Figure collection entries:
● ● ● ● ● ● ●
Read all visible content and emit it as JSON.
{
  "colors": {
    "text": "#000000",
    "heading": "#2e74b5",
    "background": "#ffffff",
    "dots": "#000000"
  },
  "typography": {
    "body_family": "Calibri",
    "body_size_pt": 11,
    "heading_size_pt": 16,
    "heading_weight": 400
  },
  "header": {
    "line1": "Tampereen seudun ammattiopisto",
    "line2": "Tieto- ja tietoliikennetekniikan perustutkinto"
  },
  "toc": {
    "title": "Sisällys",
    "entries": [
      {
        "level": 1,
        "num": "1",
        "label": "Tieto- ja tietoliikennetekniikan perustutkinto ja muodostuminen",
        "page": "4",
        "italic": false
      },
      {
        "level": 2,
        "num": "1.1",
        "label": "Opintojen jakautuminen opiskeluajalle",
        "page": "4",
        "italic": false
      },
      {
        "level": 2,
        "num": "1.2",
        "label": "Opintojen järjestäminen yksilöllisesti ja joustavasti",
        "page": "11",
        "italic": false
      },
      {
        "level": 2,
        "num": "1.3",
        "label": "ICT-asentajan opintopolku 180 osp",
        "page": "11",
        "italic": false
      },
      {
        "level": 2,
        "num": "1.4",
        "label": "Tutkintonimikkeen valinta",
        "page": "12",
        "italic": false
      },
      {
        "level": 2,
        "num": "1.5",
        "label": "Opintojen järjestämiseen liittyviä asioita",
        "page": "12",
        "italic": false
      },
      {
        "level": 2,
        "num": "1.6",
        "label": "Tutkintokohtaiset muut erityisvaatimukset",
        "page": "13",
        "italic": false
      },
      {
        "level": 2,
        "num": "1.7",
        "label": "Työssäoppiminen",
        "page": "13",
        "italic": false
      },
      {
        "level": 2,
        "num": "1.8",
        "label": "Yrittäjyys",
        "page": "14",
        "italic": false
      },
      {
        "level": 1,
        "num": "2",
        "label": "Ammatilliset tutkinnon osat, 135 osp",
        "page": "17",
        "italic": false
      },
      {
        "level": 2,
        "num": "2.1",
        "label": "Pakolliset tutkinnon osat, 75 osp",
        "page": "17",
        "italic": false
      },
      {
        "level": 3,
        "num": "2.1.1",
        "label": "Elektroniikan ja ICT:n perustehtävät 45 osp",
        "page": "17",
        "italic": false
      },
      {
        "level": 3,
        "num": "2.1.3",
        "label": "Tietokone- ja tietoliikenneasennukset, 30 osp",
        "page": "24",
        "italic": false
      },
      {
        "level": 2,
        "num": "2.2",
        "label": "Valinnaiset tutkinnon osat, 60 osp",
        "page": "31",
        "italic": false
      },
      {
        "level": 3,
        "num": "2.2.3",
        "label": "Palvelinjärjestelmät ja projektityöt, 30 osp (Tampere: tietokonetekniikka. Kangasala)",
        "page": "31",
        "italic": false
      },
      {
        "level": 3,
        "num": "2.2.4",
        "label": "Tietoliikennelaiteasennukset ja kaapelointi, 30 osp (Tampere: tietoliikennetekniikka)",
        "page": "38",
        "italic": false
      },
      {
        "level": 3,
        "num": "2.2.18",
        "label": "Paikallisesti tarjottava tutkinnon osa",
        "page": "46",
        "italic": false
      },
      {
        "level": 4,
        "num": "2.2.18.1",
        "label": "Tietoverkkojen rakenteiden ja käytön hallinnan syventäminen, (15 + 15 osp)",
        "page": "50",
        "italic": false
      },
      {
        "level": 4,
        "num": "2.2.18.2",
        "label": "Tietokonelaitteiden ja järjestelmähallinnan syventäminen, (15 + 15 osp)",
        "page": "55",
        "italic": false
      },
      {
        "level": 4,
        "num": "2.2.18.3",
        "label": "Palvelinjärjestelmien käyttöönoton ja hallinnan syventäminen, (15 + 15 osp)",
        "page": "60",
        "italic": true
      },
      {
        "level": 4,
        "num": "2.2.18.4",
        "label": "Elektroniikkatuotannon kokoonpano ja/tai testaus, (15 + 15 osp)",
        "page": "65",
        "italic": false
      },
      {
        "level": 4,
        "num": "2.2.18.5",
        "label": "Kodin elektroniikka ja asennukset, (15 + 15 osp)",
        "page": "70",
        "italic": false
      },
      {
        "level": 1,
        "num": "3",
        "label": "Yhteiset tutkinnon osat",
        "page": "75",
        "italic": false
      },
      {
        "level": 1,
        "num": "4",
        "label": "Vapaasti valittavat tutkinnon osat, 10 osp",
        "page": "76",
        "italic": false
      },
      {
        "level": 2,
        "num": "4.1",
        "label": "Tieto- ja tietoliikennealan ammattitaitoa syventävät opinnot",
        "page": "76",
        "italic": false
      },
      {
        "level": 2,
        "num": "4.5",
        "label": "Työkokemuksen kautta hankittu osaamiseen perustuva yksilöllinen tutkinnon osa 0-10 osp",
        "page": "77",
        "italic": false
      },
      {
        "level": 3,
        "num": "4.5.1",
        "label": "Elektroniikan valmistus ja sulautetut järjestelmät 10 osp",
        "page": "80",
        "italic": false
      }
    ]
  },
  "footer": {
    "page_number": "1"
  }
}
● ● ● ● ● ● ●
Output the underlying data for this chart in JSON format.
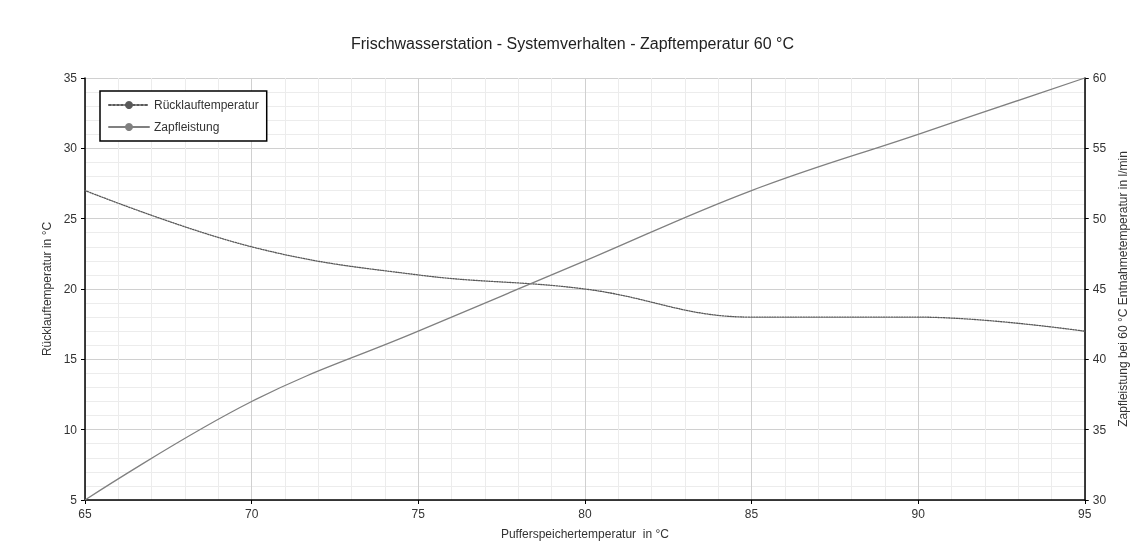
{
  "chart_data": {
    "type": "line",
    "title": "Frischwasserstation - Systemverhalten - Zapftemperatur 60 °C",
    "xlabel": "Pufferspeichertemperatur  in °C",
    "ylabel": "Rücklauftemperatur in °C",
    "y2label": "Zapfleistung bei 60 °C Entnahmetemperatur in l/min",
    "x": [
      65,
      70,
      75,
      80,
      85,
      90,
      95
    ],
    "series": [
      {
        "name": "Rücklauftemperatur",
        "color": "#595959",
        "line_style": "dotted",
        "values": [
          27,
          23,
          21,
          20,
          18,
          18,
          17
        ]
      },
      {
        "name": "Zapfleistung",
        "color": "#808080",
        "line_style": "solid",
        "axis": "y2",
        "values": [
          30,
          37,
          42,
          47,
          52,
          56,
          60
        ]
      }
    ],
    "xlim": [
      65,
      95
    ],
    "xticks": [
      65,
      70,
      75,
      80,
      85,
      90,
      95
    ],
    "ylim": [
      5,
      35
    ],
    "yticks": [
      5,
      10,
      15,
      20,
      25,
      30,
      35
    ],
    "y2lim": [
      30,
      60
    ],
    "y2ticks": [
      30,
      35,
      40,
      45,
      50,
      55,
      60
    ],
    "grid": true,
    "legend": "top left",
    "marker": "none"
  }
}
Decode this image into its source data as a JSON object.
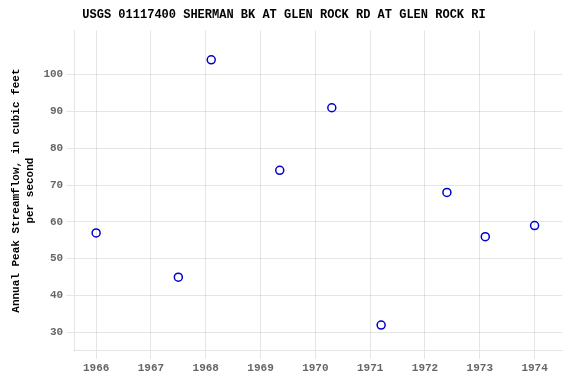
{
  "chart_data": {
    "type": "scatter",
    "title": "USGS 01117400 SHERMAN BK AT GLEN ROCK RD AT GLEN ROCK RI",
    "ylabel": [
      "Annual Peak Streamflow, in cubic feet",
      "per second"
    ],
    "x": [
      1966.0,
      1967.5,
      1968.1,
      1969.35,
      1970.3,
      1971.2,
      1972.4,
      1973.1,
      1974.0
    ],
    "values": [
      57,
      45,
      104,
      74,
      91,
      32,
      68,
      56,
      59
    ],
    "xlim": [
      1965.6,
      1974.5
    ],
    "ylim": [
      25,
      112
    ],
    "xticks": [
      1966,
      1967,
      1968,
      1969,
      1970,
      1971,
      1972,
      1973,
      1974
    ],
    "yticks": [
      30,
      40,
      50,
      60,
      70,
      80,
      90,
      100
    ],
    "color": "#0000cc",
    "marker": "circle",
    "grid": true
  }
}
● ● ● ● ● ● ●
What is required: Of the lines in the listing above, how many hold the string "name"? Reply with the number only.

Exercise solution: 2